:: Given passage
Metformin attenuates GDM-induced renal dysfunction during pregnancy
The mice were sacrificed at E18.5 and the kidneys were harvested. The kidney-to-body weight ratios were measured and no significant differences among the four groups were observed (data not shown). Subsequently, the markers of early renal dysfunction were investigated by ELISA. The levels of urine albumin (Fig. 2A) and serum β2-microglobulin (Fig. 2B) in the GDM group were significantly increased compared with control mice. However, treatment with metformin (300 and 600 mg/kg/day) significantly reversed these effects. Additionally, H&E (Fig. 2C) and PAS (Fig. 2D) staining were performed to assess kidney histomorphology. The glomerular diameters following H&E staining and the basement membrane thicknesses following PAS staining of the four groups of mice were measured. The glomerular volume in the GDM group was increased compared with the control group. Basement membrane thickening and mesangial matrix proliferation was observed in the GDM group. The present alterations observed by H&E and PAS staining were markedly reversed by treatments with metformin (300 and 600 mg/kg/day). These results suggested that the markers of early renal dysfunction were significantly increased in the GDM group and dose-dependently reduced by metformin treatment, which confirmed the protective effect of metformin.
::::
:: Excerpted records
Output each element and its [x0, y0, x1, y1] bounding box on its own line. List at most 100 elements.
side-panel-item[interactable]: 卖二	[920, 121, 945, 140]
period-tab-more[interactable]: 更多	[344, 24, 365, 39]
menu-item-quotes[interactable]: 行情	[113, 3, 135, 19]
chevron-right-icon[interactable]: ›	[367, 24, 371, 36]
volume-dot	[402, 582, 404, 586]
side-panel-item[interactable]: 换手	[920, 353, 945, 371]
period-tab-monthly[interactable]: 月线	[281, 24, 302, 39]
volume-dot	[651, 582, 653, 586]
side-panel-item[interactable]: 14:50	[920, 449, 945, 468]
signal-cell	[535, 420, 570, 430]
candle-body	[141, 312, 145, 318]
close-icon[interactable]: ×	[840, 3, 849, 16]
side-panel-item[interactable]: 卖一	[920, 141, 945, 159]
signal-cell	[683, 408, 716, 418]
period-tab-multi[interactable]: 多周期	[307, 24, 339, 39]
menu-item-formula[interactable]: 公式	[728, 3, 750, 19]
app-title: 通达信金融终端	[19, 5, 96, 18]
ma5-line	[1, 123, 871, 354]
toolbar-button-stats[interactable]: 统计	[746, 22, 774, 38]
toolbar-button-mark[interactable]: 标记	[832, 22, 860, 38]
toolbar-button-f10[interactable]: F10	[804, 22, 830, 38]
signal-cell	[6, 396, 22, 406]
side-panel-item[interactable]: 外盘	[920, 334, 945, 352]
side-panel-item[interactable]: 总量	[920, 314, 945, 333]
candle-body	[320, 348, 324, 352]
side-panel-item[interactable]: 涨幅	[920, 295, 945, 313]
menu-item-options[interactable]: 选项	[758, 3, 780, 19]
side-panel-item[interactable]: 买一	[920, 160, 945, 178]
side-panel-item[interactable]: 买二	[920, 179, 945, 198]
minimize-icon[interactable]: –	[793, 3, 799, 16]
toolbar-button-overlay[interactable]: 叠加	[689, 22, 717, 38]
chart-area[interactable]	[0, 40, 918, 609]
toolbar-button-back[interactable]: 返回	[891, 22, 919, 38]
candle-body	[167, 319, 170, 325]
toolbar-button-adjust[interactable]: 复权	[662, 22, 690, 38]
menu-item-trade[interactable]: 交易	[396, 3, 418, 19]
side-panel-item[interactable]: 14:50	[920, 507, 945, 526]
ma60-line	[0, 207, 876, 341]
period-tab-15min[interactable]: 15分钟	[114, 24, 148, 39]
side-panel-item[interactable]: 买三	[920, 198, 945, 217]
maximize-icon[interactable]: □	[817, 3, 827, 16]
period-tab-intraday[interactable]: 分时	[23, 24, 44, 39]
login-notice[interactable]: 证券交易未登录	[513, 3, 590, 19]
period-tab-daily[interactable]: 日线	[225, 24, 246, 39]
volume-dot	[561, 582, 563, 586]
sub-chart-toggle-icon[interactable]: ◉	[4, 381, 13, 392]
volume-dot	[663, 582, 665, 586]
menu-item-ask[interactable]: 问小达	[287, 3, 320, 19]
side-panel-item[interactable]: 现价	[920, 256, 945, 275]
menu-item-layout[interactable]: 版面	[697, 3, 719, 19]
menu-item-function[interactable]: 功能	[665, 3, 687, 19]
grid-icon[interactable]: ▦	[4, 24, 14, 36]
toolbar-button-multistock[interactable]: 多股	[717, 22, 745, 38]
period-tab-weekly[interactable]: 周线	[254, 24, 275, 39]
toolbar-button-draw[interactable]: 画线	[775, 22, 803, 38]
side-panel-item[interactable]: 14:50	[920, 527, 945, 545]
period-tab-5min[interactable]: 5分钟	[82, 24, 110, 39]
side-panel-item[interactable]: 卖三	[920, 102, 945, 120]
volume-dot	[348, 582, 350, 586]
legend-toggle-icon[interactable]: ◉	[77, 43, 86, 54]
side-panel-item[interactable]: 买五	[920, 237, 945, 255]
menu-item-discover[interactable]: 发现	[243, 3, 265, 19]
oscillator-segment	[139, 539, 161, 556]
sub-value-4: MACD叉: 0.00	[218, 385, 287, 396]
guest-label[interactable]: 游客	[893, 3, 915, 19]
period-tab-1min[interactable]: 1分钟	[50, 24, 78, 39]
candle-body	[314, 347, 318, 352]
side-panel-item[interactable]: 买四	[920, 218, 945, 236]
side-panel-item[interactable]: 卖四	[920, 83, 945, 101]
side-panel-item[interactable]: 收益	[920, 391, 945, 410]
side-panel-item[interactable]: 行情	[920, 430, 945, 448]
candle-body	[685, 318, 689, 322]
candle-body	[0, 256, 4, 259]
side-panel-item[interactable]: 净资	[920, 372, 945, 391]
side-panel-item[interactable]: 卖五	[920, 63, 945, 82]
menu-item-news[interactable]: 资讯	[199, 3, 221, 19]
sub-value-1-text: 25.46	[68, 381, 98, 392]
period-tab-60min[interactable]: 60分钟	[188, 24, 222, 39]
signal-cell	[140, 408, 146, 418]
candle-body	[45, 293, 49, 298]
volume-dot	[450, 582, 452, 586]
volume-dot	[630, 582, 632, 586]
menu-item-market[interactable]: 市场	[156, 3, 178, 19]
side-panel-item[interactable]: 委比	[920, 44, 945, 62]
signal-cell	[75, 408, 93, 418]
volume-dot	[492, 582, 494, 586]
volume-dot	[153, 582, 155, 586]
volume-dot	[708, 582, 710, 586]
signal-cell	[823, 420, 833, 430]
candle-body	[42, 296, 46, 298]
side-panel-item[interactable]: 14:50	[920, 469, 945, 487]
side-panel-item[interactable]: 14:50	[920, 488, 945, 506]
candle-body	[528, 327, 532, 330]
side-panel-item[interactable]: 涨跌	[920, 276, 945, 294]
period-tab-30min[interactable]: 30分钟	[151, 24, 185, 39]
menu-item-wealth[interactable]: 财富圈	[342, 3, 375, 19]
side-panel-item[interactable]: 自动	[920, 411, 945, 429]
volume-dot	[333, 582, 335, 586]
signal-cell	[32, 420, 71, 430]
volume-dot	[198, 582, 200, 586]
::::
▶ [What you will do]:
1) Using the passage on metformin and kidney function in pregnancy, decide whether each statement below agrees with it. Answer yes or no for each, and quote the words that settle it.
(a) The kidney-to-body weight ratios differed significantly among the four groups.
(b) PAS staining was used to measure basement membrane thickness.
(c) Urine albumin levels in the GDM group were lower than in control mice.
2) Write the next part of the passage on metformin and kidney function in pregnancy, continuing after its final sentence.

▶ [Answers provided]:
1)
(a) No: "no significant differences among the four groups were observed"
(b) Yes: "the basement membrane thicknesses following PAS staining"
(c) No: "The levels of urine albumin (Fig. 2A) and serum β2-microglobulin (Fig. 2B) in the GDM group were significantly increased compared with control mice."

2)
Inflammation and the MAPK pathway are associated with the protective effect of metformin on renal dysfunction in GDM during pregnancy
The concentrations of IL-6 and TNF-α in the serum of pregnant mice at E18.5 were determined by ELISA. Serum levels of IL-6 (Fig. 3A) and TNF-α (Fig. 3B) in the GDM group were significantly increased compared with the control group, and metformin at 600 mg/kg/day reversed these effects. The two metformin doses significantly decreased the serum levels of IL-6 (Fig. 3A). However, treatment with metformin at 300 mg/kg/day was not sufficient to significantly decrease the levels of TNF-α; this effect may be due to the small sample size (Fig. 3B).
The activity of the MAPK signaling pathway in renal tissue at E18.5 was assessed by western blotting. No differences were observed in the total protein levels of MAPK14, −1/3 and −8 among the four groups (data not shown). The phosphorylation levels of MAPK1/3 (Fig. 3C), 14 (Fig. 3D), and 8 (Fig. 3E) were increased in the GDM group, and both doses of metformin (300 and 600 mg/kg/day) significantly reversed these effects. Metformin at a concentration of 600 mg/kg/day was sufficient to decrease the phosphorylation levels of MAPKs in GDM mice to a similar level as the control.
High levels of serum β2-microglobulin (18) and urine albumin (19) are symptoms of renal dysfunction. Therefore, the association between the serum levels of cytokines and the symptoms of renal dysfunction was assessed. The present results suggested that the serum levels of IL-6 and TNF-a were positively correlated with the levels of β2-microglobulin and albumin (Fig. 4). The present results indicated that the protective effect of metformin on renal dysfunction in the GDM group may be associated with the MAPK signaling pathway and the pro-inflammatory response.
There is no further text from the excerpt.